> _Stated goal_:
Restate the full set of records exactly, without adding or dropping a word.

> _Data_:

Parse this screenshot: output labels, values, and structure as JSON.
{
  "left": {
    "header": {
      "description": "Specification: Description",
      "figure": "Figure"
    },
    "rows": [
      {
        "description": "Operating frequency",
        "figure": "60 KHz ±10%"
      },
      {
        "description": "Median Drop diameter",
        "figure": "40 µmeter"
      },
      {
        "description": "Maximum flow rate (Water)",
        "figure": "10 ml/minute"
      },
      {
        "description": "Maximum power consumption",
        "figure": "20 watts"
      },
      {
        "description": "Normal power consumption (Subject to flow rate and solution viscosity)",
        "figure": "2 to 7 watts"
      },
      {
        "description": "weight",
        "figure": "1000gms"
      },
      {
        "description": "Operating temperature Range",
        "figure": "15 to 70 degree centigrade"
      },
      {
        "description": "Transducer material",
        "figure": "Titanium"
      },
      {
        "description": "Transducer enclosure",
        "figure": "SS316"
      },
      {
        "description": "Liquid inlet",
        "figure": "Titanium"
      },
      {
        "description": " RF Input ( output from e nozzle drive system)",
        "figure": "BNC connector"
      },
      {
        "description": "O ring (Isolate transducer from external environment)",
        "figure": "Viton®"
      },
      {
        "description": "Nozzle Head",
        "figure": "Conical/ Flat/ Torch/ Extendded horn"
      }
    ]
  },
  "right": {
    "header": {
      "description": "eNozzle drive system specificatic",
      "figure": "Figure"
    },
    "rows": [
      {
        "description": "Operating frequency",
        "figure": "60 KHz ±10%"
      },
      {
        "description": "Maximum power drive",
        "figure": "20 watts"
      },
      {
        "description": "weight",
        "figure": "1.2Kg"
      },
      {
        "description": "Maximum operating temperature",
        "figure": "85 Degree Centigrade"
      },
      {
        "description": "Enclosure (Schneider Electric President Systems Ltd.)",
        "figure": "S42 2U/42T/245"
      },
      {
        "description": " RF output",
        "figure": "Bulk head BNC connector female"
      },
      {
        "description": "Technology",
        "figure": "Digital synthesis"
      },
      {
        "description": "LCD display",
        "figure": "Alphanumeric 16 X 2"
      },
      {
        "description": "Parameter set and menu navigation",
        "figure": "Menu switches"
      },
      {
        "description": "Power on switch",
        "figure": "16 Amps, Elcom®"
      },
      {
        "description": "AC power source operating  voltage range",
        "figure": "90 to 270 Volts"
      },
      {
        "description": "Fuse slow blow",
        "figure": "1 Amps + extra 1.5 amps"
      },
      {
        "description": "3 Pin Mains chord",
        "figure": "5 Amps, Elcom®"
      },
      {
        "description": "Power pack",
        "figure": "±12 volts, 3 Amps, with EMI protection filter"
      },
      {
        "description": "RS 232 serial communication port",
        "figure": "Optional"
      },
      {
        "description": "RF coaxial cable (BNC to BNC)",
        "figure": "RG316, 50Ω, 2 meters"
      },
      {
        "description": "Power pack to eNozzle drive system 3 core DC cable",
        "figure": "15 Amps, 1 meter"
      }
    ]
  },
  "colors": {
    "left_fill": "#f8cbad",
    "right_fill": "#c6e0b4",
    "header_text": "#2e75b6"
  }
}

> _Result of this task_:
Parse this screenshot: output labels, values, and structure as JSON.
{
  "left": {
    "header": {
      "description": "Specification: Description",
      "figure": "Figure"
    },
    "rows": [
      {
        "description": "Operating frequency",
        "figure": "60 KHz ±10%"
      },
      {
        "description": "Median Drop diameter",
        "figure": "40 µmeter"
      },
      {
        "description": "Maximum flow rate (Water)",
        "figure": "10 ml/minute"
      },
      {
        "description": "Maximum power consumption",
        "figure": "20 watts"
      },
      {
        "description": "Normal power consumption (Subject to flow rate and solution viscosity)",
        "figure": "2 to 7 watts"
      },
      {
        "description": "weight",
        "figure": "1000gms"
      },
      {
        "description": "Operating temperature Range",
        "figure": "15 to 70 degree centigrade"
      },
      {
        "description": "Transducer material",
        "figure": "Titanium"
      },
      {
        "description": "Transducer enclosure",
        "figure": "SS316"
      },
      {
        "description": "Liquid inlet",
        "figure": "Titanium"
      },
      {
        "description": " RF Input ( output from e nozzle drive system)",
        "figure": "BNC connector"
      },
      {
        "description": "O ring (Isolate transducer from external environment)",
        "figure": "Viton®"
      },
      {
        "description": "Nozzle Head",
        "figure": "Conical/ Flat/ Torch/ Extendded horn"
      }
    ]
  },
  "right": {
    "header": {
      "description": "eNozzle drive system specificatic",
      "figure": "Figure"
    },
    "rows": [
      {
        "description": "Operating frequency",
        "figure": "60 KHz ±10%"
      },
      {
        "description": "Maximum power drive",
        "figure": "20 watts"
      },
      {
        "description": "weight",
        "figure": "1.2Kg"
      },
      {
        "description": "Maximum operating temperature",
        "figure": "85 Degree Centigrade"
      },
      {
        "description": "Enclosure (Schneider Electric President Systems Ltd.)",
        "figure": "S42 2U/42T/245"
      },
      {
        "description": " RF output",
        "figure": "Bulk head BNC connector female"
      },
      {
        "description": "Technology",
        "figure": "Digital synthesis"
      },
      {
        "description": "LCD display",
        "figure": "Alphanumeric 16 X 2"
      },
      {
        "description": "Parameter set and menu navigation",
        "figure": "Menu switches"
      },
      {
        "description": "Power on switch",
        "figure": "16 Amps, Elcom®"
      },
      {
        "description": "AC power source operating  voltage range",
        "figure": "90 to 270 Volts"
      },
      {
        "description": "Fuse slow blow",
        "figure": "1 Amps + extra 1.5 amps"
      },
      {
        "description": "3 Pin Mains chord",
        "figure": "5 Amps, Elcom®"
      },
      {
        "description": "Power pack",
        "figure": "±12 volts, 3 Amps, with EMI protection filter"
      },
      {
        "description": "RS 232 serial communication port",
        "figure": "Optional"
      },
      {
        "description": "RF coaxial cable (BNC to BNC)",
        "figure": "RG316, 50Ω, 2 meters"
      },
      {
        "description": "Power pack to eNozzle drive system 3 core DC cable",
        "figure": "15 Amps, 1 meter"
      }
    ]
  },
  "colors": {
    "left_fill": "#f8cbad",
    "right_fill": "#c6e0b4",
    "header_text": "#2e75b6"
  }
}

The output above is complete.